_Short exercise_.
Spot each line that carries the word "temple"; copy those lines.

_Data records_.
────────────────

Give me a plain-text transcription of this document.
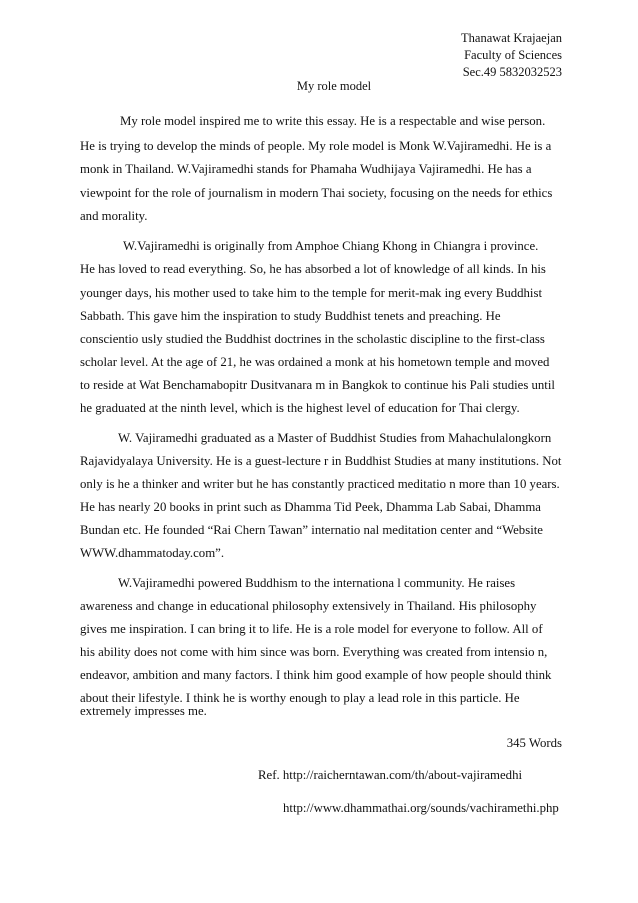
Thanawat Krajaejan
Faculty of Sciences
Sec.49 5832032523
My role model
My role model inspired me to write this essay. He is a respectable and wise person.
He is trying to develop the minds of people. My role model is Monk W.Vajiramedhi. He is a
monk in Thailand. W.Vajiramedhi stands for Phamaha Wudhijaya Vajiramedhi. He has a
viewpoint for the role of journalism in modern Thai society, focusing on the needs for ethics
and morality.
W.Vajiramedhi is originally from Amphoe Chiang Khong in Chiangra i province.
He has loved to read everything. So, he has absorbed a lot of knowledge of all kinds. In his
younger days, his mother used to take him to the temple for merit-mak ing every Buddhist
Sabbath. This gave him the inspiration to study Buddhist tenets and preaching. He
conscientio usly studied the Buddhist doctrines in the scholastic discipline to the first-class
scholar level. At the age of 21, he was ordained a monk at his hometown temple and moved
to reside at Wat Benchamabopitr Dusitvanara m in Bangkok to continue his Pali studies until
he graduated at the ninth level, which is the highest level of education for Thai clergy.
W. Vajiramedhi graduated as a Master of Buddhist Studies from Mahachulalongkorn
Rajavidyalaya University. He is a guest-lecture r in Buddhist Studies at many institutions. Not
only is he a thinker and writer but he has constantly practiced meditatio n more than 10 years.
He has nearly 20 books in print such as Dhamma Tid Peek, Dhamma Lab Sabai, Dhamma
Bundan etc. He founded “Rai Chern Tawan” internatio nal meditation center and “Website
WWW.dhammatoday.com”.
W.Vajiramedhi powered Buddhism to the internationa l community. He raises
awareness and change in educational philosophy extensively in Thailand. His philosophy
gives me inspiration. I can bring it to life. He is a role model for everyone to follow. All of
his ability does not come with him since was born. Everything was created from intensio n,
endeavor, ambition and many factors. I think him good example of how people should think
about their lifestyle. I think he is worthy enough to play a lead role in this particle. He
extremely impresses me.
345 Words
Ref. http://raicherntawan.com/th/about-vajiramedhi
http://www.dhammathai.org/sounds/vachiramethi.php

────────────────

_Reply_.
younger days, his mother used to take him to the temple for merit-mak ing every Buddhist
scholar level. At the age of 21, he was ordained a monk at his hometown temple and moved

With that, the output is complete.